**What this task involves:** Copy out every line of the items below, from the first one down to the line containing "legend-swatch-rouvres — [100, 521, 150, 523]", including that line, character for character.

= = = =

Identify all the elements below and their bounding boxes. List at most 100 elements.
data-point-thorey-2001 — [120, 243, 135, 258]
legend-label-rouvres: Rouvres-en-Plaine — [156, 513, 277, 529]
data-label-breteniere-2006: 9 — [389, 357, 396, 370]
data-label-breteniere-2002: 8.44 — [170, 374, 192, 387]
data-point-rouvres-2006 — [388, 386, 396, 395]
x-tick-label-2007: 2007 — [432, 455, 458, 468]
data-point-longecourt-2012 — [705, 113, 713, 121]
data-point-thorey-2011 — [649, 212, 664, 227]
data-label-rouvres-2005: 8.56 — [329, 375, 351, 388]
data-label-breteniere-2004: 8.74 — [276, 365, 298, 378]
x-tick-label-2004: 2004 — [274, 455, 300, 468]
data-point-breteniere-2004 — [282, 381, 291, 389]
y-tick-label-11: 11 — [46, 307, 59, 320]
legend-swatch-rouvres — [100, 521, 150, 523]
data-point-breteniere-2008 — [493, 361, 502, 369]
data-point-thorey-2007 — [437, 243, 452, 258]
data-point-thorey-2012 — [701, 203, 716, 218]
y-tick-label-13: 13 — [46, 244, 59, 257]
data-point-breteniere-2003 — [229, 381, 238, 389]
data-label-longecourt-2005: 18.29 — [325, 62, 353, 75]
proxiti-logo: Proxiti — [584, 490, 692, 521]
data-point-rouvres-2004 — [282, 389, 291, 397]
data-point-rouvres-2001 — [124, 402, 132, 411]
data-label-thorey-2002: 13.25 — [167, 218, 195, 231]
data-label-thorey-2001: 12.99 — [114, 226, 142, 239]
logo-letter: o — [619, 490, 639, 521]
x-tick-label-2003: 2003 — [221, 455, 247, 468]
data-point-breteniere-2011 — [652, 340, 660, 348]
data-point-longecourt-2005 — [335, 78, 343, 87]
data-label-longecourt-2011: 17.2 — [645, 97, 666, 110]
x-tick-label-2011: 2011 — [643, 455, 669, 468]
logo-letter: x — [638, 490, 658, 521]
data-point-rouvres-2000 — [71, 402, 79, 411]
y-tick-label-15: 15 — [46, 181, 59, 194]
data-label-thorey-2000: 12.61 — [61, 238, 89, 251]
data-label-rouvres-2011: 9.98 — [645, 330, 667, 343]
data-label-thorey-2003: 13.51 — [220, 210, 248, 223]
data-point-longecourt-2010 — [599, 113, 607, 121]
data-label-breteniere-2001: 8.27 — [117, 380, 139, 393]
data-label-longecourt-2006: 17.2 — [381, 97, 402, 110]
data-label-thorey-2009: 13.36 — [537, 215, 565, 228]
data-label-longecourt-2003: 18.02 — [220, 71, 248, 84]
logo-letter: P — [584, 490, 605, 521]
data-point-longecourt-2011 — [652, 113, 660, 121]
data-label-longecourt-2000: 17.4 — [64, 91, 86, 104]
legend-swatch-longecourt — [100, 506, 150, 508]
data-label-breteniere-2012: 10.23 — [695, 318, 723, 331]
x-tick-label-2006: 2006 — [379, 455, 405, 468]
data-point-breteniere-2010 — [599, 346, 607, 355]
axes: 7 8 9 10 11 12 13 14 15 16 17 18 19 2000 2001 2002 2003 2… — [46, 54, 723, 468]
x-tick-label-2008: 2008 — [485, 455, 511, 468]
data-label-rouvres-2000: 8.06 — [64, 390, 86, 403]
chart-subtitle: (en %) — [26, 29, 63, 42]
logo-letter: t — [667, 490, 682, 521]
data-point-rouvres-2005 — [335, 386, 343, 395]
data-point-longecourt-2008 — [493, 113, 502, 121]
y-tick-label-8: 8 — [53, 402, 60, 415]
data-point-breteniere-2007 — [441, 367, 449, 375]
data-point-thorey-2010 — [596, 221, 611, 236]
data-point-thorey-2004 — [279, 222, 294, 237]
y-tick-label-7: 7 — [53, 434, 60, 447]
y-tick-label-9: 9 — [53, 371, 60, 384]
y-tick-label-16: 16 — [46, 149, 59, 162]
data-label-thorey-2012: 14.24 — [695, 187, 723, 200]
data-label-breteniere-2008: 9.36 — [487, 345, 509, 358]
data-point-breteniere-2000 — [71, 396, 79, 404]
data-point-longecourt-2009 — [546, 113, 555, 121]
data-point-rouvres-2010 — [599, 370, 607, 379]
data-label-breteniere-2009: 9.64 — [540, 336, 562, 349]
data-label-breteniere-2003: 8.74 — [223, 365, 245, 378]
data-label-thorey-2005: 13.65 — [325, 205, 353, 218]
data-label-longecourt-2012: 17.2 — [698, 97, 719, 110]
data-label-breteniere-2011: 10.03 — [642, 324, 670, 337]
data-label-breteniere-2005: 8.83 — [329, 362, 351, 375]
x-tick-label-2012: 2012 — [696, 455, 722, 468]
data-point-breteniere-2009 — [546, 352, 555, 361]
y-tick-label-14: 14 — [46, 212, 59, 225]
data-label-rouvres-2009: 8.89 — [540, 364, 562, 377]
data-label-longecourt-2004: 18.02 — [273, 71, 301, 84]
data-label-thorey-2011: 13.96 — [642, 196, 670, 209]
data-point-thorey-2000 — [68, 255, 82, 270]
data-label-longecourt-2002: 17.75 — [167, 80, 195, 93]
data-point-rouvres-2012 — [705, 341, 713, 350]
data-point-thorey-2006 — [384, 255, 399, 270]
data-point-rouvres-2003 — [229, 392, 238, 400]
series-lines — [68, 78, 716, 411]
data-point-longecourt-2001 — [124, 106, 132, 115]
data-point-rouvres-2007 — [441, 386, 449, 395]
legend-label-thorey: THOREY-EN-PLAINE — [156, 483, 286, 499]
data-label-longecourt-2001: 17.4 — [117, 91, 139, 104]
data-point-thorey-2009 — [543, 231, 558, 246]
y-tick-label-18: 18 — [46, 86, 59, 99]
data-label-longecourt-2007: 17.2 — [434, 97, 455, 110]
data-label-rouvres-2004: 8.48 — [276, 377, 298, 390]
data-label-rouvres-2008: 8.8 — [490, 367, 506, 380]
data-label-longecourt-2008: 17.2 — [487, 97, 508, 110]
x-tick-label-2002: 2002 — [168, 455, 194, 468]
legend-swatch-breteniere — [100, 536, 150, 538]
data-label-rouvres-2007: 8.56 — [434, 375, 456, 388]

= = = =

**Exercise output:**
Identify all the elements below and their bounding boxes. List at most 100 elements.
data-point-thorey-2001 — [120, 243, 135, 258]
legend-label-rouvres: Rouvres-en-Plaine — [156, 513, 277, 529]
data-label-breteniere-2006: 9 — [389, 357, 396, 370]
data-label-breteniere-2002: 8.44 — [170, 374, 192, 387]
data-point-rouvres-2006 — [388, 386, 396, 395]
x-tick-label-2007: 2007 — [432, 455, 458, 468]
data-point-longecourt-2012 — [705, 113, 713, 121]
data-point-thorey-2011 — [649, 212, 664, 227]
data-label-rouvres-2005: 8.56 — [329, 375, 351, 388]
data-label-breteniere-2004: 8.74 — [276, 365, 298, 378]
x-tick-label-2004: 2004 — [274, 455, 300, 468]
data-point-breteniere-2004 — [282, 381, 291, 389]
y-tick-label-11: 11 — [46, 307, 59, 320]
legend-swatch-rouvres — [100, 521, 150, 523]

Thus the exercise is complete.